▶ [Prompt]:
Locate the word "style" in the data below, then copy every line that holds it.

Rows from a dataset
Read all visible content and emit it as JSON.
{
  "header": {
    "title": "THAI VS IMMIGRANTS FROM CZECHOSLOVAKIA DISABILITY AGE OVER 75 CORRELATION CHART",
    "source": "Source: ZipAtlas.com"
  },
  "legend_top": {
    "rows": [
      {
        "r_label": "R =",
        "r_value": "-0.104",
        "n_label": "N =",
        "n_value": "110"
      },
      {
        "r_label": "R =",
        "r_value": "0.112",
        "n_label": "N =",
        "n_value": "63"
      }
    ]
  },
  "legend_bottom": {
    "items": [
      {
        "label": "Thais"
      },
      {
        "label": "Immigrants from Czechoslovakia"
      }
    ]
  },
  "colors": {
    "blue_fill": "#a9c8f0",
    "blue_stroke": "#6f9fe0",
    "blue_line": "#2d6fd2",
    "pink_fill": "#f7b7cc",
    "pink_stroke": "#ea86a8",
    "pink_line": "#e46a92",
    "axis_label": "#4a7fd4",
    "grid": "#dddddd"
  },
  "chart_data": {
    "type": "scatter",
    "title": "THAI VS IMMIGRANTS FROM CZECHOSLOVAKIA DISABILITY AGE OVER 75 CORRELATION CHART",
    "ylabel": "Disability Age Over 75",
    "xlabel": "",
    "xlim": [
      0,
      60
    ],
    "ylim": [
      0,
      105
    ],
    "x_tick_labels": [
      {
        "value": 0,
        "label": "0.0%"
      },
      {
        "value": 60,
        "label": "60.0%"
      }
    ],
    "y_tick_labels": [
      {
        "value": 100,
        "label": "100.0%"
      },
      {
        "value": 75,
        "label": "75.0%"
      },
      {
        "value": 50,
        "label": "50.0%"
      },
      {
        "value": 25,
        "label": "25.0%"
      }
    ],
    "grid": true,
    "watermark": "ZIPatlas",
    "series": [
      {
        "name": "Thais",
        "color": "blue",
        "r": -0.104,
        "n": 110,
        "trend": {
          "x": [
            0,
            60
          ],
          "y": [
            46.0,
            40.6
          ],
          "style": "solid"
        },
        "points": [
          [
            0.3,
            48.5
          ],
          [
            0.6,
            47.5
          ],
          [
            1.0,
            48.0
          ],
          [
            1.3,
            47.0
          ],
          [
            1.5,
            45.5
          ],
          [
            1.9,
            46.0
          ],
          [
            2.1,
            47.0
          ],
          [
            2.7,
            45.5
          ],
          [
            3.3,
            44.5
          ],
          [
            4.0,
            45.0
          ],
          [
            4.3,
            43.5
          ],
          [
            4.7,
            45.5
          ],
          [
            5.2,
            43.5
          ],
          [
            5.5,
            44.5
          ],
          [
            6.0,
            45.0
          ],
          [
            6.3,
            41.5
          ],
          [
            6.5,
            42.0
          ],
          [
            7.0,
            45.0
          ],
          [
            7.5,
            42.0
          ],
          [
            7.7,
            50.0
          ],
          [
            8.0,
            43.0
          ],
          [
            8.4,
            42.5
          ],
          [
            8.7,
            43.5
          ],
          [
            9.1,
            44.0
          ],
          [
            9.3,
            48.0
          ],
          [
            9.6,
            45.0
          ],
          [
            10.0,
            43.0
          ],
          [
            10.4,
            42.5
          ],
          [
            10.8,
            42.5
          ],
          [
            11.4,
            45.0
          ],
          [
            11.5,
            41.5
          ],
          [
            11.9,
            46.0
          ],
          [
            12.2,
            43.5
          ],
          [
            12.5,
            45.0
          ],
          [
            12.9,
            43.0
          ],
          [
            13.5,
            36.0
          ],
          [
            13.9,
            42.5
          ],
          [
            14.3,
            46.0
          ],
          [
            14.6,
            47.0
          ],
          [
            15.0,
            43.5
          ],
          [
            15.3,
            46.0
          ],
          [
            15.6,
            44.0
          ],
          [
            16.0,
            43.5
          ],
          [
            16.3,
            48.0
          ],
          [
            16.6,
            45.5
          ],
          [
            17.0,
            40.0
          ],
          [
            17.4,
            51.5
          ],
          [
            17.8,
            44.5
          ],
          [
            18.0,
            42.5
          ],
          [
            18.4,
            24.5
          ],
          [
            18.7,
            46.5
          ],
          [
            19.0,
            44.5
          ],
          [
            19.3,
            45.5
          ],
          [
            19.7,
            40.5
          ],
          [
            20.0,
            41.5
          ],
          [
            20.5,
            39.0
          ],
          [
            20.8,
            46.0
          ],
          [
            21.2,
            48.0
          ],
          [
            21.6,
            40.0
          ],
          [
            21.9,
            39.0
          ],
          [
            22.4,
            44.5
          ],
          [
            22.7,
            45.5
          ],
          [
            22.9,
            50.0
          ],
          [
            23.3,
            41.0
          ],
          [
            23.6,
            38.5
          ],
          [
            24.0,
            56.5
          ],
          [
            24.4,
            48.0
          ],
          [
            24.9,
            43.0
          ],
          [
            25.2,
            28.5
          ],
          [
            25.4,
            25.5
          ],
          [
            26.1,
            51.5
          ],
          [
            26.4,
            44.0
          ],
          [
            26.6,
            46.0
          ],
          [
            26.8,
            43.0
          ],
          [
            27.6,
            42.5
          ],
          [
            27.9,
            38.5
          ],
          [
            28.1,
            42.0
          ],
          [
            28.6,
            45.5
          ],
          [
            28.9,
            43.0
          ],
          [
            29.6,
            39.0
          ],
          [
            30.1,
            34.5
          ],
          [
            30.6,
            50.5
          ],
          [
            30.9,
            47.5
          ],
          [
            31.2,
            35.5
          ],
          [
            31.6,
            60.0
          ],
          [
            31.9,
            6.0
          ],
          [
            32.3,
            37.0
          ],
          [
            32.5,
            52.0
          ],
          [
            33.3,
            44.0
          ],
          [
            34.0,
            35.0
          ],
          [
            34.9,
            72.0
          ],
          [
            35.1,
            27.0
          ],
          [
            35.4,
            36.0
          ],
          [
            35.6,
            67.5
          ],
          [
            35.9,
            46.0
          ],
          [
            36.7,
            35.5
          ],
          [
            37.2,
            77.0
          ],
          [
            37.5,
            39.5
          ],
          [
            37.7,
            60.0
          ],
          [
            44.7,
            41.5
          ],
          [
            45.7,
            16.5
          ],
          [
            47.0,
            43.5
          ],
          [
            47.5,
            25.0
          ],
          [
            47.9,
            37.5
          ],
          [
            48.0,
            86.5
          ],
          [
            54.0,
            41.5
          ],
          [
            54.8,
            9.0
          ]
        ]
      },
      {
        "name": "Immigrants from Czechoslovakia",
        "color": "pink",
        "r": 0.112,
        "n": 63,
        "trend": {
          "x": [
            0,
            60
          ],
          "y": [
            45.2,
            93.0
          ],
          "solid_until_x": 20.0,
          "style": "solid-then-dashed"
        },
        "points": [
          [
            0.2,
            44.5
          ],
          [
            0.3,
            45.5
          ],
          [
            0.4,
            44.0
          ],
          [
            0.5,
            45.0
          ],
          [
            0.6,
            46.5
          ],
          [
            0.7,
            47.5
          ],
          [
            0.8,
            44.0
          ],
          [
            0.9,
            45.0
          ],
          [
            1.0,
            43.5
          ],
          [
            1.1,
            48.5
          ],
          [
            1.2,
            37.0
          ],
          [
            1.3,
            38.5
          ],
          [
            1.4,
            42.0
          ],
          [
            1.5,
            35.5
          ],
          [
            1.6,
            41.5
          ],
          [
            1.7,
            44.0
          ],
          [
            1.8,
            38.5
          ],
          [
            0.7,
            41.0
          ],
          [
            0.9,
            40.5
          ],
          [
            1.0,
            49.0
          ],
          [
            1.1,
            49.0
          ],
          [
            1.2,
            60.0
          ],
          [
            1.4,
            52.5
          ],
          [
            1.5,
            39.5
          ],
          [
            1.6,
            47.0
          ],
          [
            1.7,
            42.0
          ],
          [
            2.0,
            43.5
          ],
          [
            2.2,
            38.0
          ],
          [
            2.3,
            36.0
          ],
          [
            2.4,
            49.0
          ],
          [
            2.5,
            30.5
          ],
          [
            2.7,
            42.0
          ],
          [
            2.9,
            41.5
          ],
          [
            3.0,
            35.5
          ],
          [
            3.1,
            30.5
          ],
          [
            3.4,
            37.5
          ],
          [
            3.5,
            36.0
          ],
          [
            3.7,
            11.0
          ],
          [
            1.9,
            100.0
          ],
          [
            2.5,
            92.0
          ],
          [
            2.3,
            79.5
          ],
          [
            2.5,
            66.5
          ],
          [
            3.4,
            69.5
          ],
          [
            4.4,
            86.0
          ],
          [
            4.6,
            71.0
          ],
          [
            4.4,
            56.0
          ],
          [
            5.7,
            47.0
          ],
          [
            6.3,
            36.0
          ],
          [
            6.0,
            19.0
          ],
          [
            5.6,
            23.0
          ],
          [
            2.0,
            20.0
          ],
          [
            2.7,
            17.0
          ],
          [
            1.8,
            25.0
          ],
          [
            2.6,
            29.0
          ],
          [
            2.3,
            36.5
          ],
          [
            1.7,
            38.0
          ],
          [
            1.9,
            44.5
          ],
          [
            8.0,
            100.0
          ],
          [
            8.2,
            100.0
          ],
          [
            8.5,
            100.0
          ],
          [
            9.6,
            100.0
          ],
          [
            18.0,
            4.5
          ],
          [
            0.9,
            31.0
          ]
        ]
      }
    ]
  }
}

▶ [Written answer]:
          "style": "solid"
          "style": "solid-then-dashed"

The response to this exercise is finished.